** Dataset extract **
-- Start --

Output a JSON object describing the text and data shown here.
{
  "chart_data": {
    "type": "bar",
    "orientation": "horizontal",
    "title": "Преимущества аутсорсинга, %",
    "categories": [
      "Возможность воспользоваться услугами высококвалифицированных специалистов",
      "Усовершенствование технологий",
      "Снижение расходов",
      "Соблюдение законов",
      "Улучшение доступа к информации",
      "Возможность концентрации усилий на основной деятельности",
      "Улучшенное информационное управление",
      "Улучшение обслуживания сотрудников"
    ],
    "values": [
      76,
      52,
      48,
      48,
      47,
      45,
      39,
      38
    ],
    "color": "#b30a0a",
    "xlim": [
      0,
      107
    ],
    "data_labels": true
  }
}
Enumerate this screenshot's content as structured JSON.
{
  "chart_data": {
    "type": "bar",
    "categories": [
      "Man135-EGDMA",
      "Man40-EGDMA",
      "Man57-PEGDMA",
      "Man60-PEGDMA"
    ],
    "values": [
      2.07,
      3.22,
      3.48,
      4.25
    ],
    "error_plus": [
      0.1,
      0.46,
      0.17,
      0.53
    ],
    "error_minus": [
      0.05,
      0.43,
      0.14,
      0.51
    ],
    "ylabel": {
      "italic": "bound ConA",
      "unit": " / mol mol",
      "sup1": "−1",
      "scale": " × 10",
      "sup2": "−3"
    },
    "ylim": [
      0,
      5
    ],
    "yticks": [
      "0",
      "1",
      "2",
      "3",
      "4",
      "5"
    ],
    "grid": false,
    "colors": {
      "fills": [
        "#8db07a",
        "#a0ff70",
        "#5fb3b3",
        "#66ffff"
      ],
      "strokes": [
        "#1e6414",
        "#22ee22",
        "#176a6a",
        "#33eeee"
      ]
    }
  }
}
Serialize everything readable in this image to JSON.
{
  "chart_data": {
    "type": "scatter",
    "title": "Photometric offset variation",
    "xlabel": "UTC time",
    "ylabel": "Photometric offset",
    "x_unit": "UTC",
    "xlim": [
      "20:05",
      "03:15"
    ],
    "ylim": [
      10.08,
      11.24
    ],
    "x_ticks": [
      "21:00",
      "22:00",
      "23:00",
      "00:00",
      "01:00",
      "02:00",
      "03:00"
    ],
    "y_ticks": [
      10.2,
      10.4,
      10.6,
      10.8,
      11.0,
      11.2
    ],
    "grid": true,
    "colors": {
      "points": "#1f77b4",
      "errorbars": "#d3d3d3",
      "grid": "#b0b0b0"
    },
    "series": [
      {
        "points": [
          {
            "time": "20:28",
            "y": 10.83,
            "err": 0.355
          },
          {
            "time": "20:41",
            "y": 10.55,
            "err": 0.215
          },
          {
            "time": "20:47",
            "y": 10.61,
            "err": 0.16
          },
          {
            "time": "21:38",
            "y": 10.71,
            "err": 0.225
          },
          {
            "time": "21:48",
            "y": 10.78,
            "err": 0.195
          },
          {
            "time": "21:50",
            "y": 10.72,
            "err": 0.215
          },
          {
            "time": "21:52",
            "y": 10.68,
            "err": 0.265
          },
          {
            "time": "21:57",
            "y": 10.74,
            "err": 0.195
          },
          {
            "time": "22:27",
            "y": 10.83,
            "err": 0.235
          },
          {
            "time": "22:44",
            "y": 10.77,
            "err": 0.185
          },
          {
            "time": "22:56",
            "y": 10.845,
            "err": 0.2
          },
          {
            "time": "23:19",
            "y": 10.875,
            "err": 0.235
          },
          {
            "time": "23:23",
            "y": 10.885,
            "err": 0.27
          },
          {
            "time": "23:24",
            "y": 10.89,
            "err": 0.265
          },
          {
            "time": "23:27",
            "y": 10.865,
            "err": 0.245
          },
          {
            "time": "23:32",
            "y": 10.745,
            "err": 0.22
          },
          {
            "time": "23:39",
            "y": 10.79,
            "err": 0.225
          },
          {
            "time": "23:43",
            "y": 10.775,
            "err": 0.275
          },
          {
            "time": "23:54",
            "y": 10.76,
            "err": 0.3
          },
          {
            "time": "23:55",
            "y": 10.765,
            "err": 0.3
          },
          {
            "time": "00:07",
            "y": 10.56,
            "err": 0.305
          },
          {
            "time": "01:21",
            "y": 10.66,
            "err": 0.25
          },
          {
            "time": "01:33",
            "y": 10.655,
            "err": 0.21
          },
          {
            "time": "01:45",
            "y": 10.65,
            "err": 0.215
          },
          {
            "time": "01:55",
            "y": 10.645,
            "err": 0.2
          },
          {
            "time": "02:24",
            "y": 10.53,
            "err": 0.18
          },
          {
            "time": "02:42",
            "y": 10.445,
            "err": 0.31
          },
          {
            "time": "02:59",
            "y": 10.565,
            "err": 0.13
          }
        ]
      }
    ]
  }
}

-- End --

** Direction **
Please restate the data word for word, every record included.

** Response **
Output a JSON object describing the text and data shown here.
{
  "chart_data": {
    "type": "bar",
    "orientation": "horizontal",
    "title": "Преимущества аутсорсинга, %",
    "categories": [
      "Возможность воспользоваться услугами высококвалифицированных специалистов",
      "Усовершенствование технологий",
      "Снижение расходов",
      "Соблюдение законов",
      "Улучшение доступа к информации",
      "Возможность концентрации усилий на основной деятельности",
      "Улучшенное информационное управление",
      "Улучшение обслуживания сотрудников"
    ],
    "values": [
      76,
      52,
      48,
      48,
      47,
      45,
      39,
      38
    ],
    "color": "#b30a0a",
    "xlim": [
      0,
      107
    ],
    "data_labels": true
  }
}
Enumerate this screenshot's content as structured JSON.
{
  "chart_data": {
    "type": "bar",
    "categories": [
      "Man135-EGDMA",
      "Man40-EGDMA",
      "Man57-PEGDMA",
      "Man60-PEGDMA"
    ],
    "values": [
      2.07,
      3.22,
      3.48,
      4.25
    ],
    "error_plus": [
      0.1,
      0.46,
      0.17,
      0.53
    ],
    "error_minus": [
      0.05,
      0.43,
      0.14,
      0.51
    ],
    "ylabel": {
      "italic": "bound ConA",
      "unit": " / mol mol",
      "sup1": "−1",
      "scale": " × 10",
      "sup2": "−3"
    },
    "ylim": [
      0,
      5
    ],
    "yticks": [
      "0",
      "1",
      "2",
      "3",
      "4",
      "5"
    ],
    "grid": false,
    "colors": {
      "fills": [
        "#8db07a",
        "#a0ff70",
        "#5fb3b3",
        "#66ffff"
      ],
      "strokes": [
        "#1e6414",
        "#22ee22",
        "#176a6a",
        "#33eeee"
      ]
    }
  }
}
Serialize everything readable in this image to JSON.
{
  "chart_data": {
    "type": "scatter",
    "title": "Photometric offset variation",
    "xlabel": "UTC time",
    "ylabel": "Photometric offset",
    "x_unit": "UTC",
    "xlim": [
      "20:05",
      "03:15"
    ],
    "ylim": [
      10.08,
      11.24
    ],
    "x_ticks": [
      "21:00",
      "22:00",
      "23:00",
      "00:00",
      "01:00",
      "02:00",
      "03:00"
    ],
    "y_ticks": [
      10.2,
      10.4,
      10.6,
      10.8,
      11.0,
      11.2
    ],
    "grid": true,
    "colors": {
      "points": "#1f77b4",
      "errorbars": "#d3d3d3",
      "grid": "#b0b0b0"
    },
    "series": [
      {
        "points": [
          {
            "time": "20:28",
            "y": 10.83,
            "err": 0.355
          },
          {
            "time": "20:41",
            "y": 10.55,
            "err": 0.215
          },
          {
            "time": "20:47",
            "y": 10.61,
            "err": 0.16
          },
          {
            "time": "21:38",
            "y": 10.71,
            "err": 0.225
          },
          {
            "time": "21:48",
            "y": 10.78,
            "err": 0.195
          },
          {
            "time": "21:50",
            "y": 10.72,
            "err": 0.215
          },
          {
            "time": "21:52",
            "y": 10.68,
            "err": 0.265
          },
          {
            "time": "21:57",
            "y": 10.74,
            "err": 0.195
          },
          {
            "time": "22:27",
            "y": 10.83,
            "err": 0.235
          },
          {
            "time": "22:44",
            "y": 10.77,
            "err": 0.185
          },
          {
            "time": "22:56",
            "y": 10.845,
            "err": 0.2
          },
          {
            "time": "23:19",
            "y": 10.875,
            "err": 0.235
          },
          {
            "time": "23:23",
            "y": 10.885,
            "err": 0.27
          },
          {
            "time": "23:24",
            "y": 10.89,
            "err": 0.265
          },
          {
            "time": "23:27",
            "y": 10.865,
            "err": 0.245
          },
          {
            "time": "23:32",
            "y": 10.745,
            "err": 0.22
          },
          {
            "time": "23:39",
            "y": 10.79,
            "err": 0.225
          },
          {
            "time": "23:43",
            "y": 10.775,
            "err": 0.275
          },
          {
            "time": "23:54",
            "y": 10.76,
            "err": 0.3
          },
          {
            "time": "23:55",
            "y": 10.765,
            "err": 0.3
          },
          {
            "time": "00:07",
            "y": 10.56,
            "err": 0.305
          },
          {
            "time": "01:21",
            "y": 10.66,
            "err": 0.25
          },
          {
            "time": "01:33",
            "y": 10.655,
            "err": 0.21
          },
          {
            "time": "01:45",
            "y": 10.65,
            "err": 0.215
          },
          {
            "time": "01:55",
            "y": 10.645,
            "err": 0.2
          },
          {
            "time": "02:24",
            "y": 10.53,
            "err": 0.18
          },
          {
            "time": "02:42",
            "y": 10.445,
            "err": 0.31
          },
          {
            "time": "02:59",
            "y": 10.565,
            "err": 0.13
          }
        ]
      }
    ]
  }
}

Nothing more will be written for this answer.